Start of Records

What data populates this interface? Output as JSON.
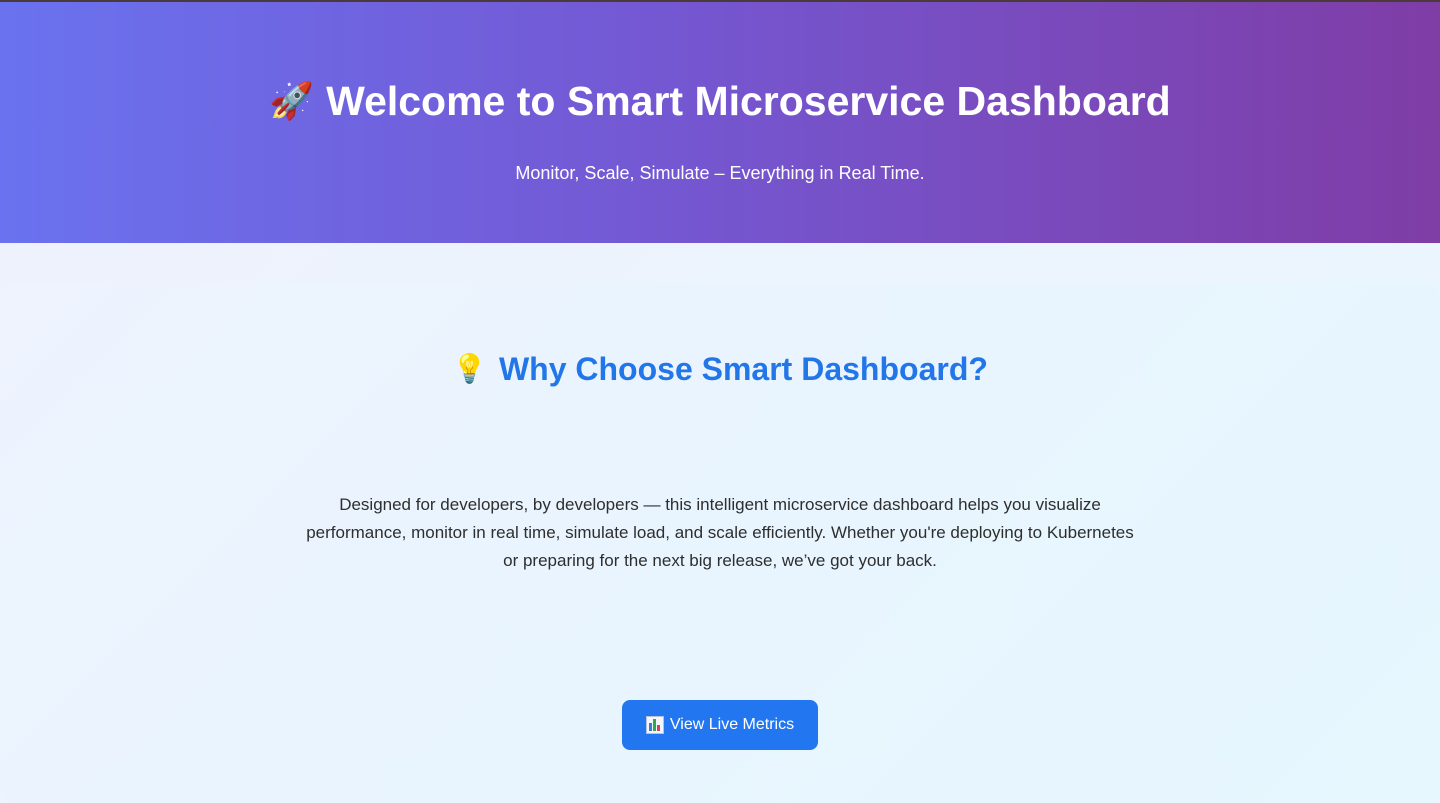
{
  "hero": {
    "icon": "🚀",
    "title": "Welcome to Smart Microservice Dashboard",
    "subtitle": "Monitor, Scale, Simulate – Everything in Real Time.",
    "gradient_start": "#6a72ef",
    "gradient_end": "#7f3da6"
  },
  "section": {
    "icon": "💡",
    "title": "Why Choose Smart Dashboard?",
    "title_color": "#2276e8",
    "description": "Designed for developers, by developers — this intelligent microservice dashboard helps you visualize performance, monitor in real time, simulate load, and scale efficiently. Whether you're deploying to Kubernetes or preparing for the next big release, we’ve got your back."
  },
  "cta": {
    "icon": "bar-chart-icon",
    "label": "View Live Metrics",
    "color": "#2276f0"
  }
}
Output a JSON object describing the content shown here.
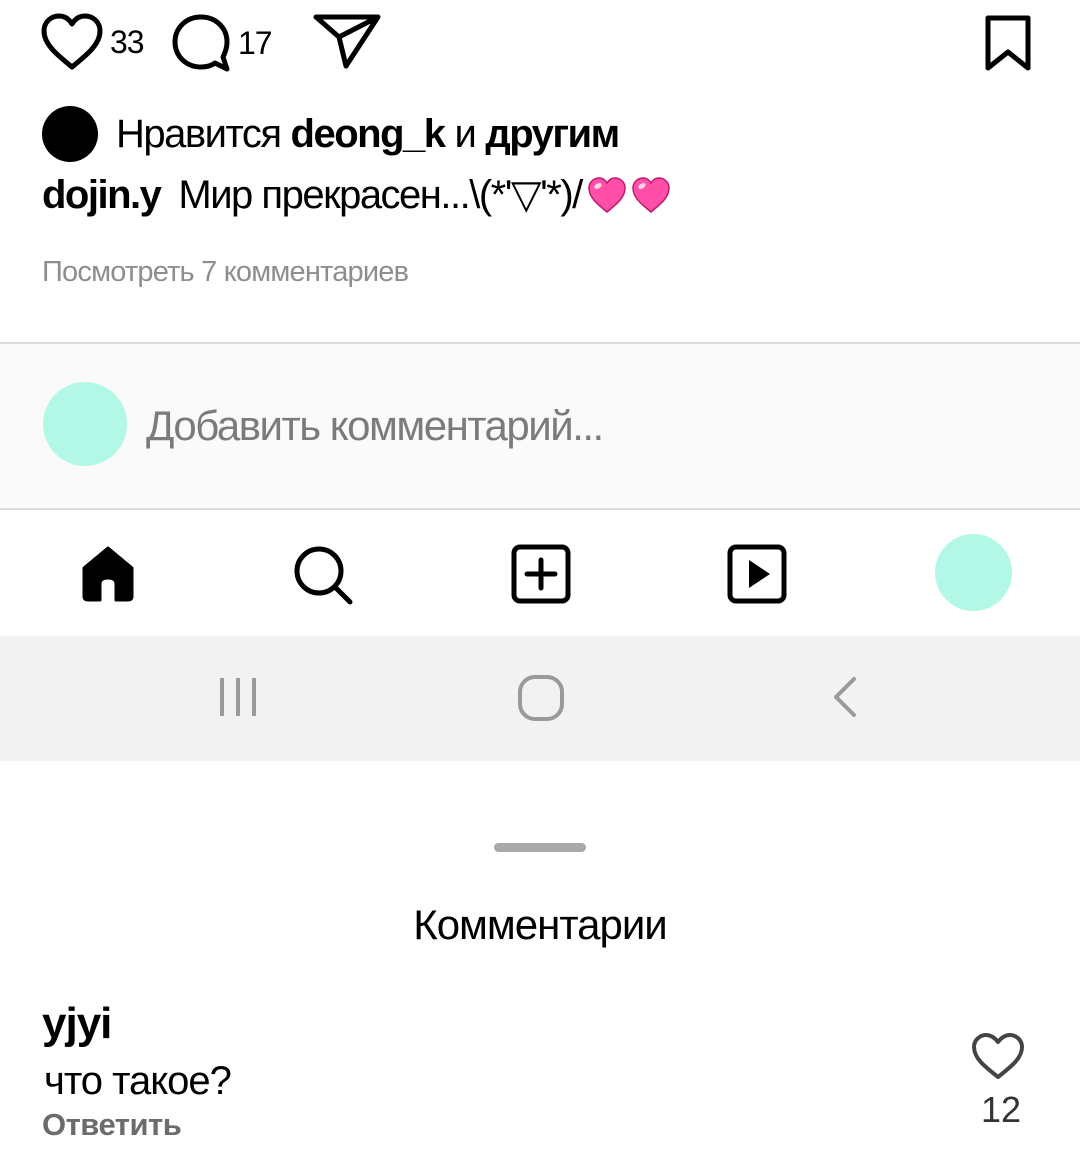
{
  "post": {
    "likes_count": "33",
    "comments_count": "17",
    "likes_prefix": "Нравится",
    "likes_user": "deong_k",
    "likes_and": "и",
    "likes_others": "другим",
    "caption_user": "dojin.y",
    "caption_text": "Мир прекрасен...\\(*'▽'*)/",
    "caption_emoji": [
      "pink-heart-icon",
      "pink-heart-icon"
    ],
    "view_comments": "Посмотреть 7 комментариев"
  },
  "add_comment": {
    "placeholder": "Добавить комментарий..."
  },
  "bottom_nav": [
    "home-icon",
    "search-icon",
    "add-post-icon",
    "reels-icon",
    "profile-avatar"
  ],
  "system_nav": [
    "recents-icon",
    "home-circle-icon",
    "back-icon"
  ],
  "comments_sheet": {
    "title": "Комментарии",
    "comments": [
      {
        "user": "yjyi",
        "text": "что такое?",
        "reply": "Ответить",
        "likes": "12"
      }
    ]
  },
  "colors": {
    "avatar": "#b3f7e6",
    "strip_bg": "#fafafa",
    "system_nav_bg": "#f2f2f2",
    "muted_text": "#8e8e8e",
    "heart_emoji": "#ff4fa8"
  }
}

End of Records

Leave out the pictures and output the rest of the material exactly as written.

What data populates this interface? Output as JSON.
{
  "hero": {
    "icon": "🚀",
    "title": "Welcome to Smart Microservice Dashboard",
    "subtitle": "Monitor, Scale, Simulate – Everything in Real Time.",
    "gradient_start": "#6a72ef",
    "gradient_end": "#7f3da6"
  },
  "section": {
    "icon": "💡",
    "title": "Why Choose Smart Dashboard?",
    "title_color": "#2276e8",
    "description": "Designed for developers, by developers — this intelligent microservice dashboard helps you visualize performance, monitor in real time, simulate load, and scale efficiently. Whether you're deploying to Kubernetes or preparing for the next big release, we’ve got your back."
  },
  "cta": {
    "icon": "bar-chart-icon",
    "label": "View Live Metrics",
    "color": "#2276f0"
  }
}
Output a JSON object describing the content shown here.
{
  "post": {
    "likes_count": "33",
    "comments_count": "17",
    "likes_prefix": "Нравится",
    "likes_user": "deong_k",
    "likes_and": "и",
    "likes_others": "другим",
    "caption_user": "dojin.y",
    "caption_text": "Мир прекрасен...\\(*'▽'*)/",
    "caption_emoji": [
      "pink-heart-icon",
      "pink-heart-icon"
    ],
    "view_comments": "Посмотреть 7 комментариев"
  },
  "add_comment": {
    "placeholder": "Добавить комментарий..."
  },
  "bottom_nav": [
    "home-icon",
    "search-icon",
    "add-post-icon",
    "reels-icon",
    "profile-avatar"
  ],
  "system_nav": [
    "recents-icon",
    "home-circle-icon",
    "back-icon"
  ],
  "comments_sheet": {
    "title": "Комментарии",
    "comments": [
      {
        "user": "yjyi",
        "text": "что такое?",
        "reply": "Ответить",
        "likes": "12"
      }
    ]
  },
  "colors": {
    "avatar": "#b3f7e6",
    "strip_bg": "#fafafa",
    "system_nav_bg": "#f2f2f2",
    "muted_text": "#8e8e8e",
    "heart_emoji": "#ff4fa8"
  }
}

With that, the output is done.